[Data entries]
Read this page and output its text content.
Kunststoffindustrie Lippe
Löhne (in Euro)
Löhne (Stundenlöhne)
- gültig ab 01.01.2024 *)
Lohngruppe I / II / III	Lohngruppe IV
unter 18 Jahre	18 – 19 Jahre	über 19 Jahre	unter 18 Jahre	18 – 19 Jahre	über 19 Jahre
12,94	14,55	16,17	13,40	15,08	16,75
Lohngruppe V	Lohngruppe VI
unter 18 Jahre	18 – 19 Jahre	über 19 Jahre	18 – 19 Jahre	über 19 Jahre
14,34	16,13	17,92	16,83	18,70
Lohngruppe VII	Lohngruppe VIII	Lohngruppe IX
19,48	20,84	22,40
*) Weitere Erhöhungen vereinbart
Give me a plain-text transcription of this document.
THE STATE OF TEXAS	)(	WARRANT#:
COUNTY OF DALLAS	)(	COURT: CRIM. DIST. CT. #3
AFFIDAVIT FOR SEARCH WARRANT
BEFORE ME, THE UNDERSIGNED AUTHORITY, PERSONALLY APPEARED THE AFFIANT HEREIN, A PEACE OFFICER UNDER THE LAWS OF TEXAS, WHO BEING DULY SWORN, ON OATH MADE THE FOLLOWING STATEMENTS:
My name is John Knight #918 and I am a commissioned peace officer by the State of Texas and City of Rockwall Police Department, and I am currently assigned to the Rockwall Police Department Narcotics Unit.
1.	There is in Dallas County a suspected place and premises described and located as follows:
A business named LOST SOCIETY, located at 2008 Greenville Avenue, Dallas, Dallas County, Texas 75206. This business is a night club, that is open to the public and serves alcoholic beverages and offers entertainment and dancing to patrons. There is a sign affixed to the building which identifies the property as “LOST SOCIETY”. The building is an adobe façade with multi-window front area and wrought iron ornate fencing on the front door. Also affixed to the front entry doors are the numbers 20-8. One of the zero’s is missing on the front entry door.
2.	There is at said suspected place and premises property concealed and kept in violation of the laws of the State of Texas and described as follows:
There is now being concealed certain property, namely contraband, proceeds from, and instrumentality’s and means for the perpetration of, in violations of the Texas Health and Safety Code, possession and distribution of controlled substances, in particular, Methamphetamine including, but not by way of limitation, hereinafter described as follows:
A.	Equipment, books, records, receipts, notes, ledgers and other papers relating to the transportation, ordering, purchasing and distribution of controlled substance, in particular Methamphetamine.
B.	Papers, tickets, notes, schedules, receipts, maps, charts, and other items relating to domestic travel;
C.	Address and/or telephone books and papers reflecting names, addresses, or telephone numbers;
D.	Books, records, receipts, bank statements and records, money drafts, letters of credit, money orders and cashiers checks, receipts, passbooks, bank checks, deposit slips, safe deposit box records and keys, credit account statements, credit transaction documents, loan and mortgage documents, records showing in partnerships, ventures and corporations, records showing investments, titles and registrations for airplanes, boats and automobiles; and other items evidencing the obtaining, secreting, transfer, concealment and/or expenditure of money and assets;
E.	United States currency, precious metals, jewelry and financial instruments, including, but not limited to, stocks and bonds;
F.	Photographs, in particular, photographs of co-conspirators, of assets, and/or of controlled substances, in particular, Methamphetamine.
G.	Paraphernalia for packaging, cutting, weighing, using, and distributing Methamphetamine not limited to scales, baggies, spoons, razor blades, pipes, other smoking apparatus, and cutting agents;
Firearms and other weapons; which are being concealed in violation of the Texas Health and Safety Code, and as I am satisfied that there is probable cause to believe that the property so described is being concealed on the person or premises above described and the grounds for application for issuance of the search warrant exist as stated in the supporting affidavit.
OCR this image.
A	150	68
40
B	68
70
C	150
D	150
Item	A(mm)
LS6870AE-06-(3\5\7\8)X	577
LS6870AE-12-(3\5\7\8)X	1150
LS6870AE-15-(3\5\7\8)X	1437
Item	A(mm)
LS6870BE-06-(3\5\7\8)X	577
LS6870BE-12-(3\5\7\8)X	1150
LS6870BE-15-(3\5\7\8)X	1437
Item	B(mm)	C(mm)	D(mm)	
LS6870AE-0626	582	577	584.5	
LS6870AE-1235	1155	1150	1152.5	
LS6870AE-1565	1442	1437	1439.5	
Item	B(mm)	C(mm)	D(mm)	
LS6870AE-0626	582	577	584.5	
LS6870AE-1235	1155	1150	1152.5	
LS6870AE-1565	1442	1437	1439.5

— Set exercise —
In the entries above, locate every line with the word "limited" and copy it.

— Task answer —
E.	United States currency, precious metals, jewelry and financial instruments, including, but not limited to, stocks and bonds;
G.	Paraphernalia for packaging, cutting, weighing, using, and distributing Methamphetamine not limited to scales, baggies, spoons, razor blades, pipes, other smoking apparatus, and cutting agents;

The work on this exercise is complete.